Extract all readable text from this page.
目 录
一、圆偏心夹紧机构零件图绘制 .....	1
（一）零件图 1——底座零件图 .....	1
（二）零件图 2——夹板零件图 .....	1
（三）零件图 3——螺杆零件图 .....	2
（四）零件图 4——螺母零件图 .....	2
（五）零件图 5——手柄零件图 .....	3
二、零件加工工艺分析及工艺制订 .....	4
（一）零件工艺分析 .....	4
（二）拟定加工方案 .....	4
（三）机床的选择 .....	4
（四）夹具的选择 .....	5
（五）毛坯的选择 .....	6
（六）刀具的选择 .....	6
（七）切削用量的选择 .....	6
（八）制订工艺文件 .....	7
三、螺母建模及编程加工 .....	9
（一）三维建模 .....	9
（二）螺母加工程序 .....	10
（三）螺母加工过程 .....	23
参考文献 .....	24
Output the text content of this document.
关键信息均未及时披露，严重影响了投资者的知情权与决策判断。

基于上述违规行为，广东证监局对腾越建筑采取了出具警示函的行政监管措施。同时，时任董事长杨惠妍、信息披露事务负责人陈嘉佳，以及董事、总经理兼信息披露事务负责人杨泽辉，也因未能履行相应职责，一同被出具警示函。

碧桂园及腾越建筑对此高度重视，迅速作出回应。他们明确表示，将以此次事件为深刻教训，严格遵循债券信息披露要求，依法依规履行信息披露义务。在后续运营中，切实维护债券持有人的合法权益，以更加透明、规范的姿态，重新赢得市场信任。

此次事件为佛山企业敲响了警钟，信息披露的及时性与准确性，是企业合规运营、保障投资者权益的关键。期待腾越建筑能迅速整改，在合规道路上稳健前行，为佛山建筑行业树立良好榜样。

• Exercise prompt
Pull every line holding "text" out of the records.

• Problem solution
Extract all readable text from this page.
Output the text content of this document.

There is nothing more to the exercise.